Output the full listing below exactly, without the pictures.

───

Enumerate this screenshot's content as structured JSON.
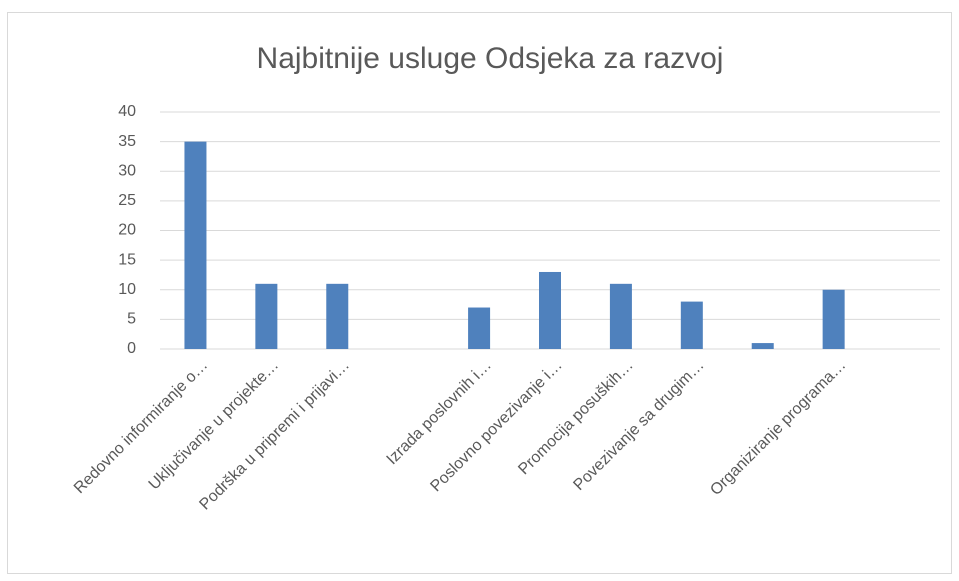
{
  "chart_data": {
    "type": "bar",
    "title": "Najbitnije usluge Odsjeka za razvoj",
    "categories": [
      "Redovno informiranje o…",
      "Uključivanje u projekte…",
      "Podrška u pripremi i prijavi…",
      null,
      "Izrada poslovnih i…",
      "Poslovno povezivanje i…",
      "Promocija posuških…",
      "Povezivanje sa drugim…",
      null,
      "Organiziranje programa…",
      null
    ],
    "values": [
      35,
      11,
      11,
      null,
      7,
      13,
      11,
      8,
      1,
      10,
      null
    ],
    "color": "#4f81bd",
    "ylim": [
      0,
      40
    ],
    "yticks": [
      0,
      5,
      10,
      15,
      20,
      25,
      30,
      35,
      40
    ],
    "grid": true
  }
}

───

> **WORKED SOLUTION**:
Enumerate this screenshot's content as structured JSON.
{
  "chart_data": {
    "type": "bar",
    "title": "Najbitnije usluge Odsjeka za razvoj",
    "categories": [
      "Redovno informiranje o…",
      "Uključivanje u projekte…",
      "Podrška u pripremi i prijavi…",
      null,
      "Izrada poslovnih i…",
      "Poslovno povezivanje i…",
      "Promocija posuških…",
      "Povezivanje sa drugim…",
      null,
      "Organiziranje programa…",
      null
    ],
    "values": [
      35,
      11,
      11,
      null,
      7,
      13,
      11,
      8,
      1,
      10,
      null
    ],
    "color": "#4f81bd",
    "ylim": [
      0,
      40
    ],
    "yticks": [
      0,
      5,
      10,
      15,
      20,
      25,
      30,
      35,
      40
    ],
    "grid": true
  }
}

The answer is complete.